---------- Task data ----------
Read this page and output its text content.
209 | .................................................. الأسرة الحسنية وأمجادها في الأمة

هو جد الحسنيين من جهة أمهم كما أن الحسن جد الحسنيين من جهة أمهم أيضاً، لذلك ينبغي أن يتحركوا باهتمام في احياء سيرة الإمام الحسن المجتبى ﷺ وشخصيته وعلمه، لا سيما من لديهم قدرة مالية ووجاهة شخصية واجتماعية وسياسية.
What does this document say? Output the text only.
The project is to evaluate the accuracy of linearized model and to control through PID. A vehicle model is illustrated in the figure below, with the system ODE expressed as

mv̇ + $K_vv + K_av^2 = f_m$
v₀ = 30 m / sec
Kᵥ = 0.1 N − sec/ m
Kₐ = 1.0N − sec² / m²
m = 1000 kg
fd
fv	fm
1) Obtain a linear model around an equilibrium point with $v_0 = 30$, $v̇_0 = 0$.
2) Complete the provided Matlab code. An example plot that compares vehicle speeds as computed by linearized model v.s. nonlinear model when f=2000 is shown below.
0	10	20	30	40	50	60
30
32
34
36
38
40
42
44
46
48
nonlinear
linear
----------
---------- Task data ----------
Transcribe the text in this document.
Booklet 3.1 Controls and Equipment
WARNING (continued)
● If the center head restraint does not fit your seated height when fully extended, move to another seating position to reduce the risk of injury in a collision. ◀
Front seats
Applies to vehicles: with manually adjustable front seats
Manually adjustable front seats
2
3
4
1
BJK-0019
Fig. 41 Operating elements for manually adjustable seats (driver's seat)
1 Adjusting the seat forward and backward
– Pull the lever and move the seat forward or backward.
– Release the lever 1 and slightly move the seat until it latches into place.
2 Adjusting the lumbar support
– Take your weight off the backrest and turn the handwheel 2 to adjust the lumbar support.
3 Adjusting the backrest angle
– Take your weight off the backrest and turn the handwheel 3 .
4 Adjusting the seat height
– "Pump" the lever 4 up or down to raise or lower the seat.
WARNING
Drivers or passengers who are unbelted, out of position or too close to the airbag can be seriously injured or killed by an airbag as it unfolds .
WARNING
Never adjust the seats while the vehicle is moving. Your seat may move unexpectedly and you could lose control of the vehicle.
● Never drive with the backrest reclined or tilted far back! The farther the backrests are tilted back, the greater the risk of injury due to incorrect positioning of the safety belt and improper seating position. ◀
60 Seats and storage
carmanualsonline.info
----------
> Task directions
Gather each line holding the string "Never".

> Written response
Never adjust the seats while the vehicle is moving. Your seat may move unexpectedly and you could lose control of the vehicle.
● Never drive with the backrest reclined or tilted far back! The farther the backrests are tilted back, the greater the risk of injury due to incorrect positioning of the safety belt and improper seating position. ◀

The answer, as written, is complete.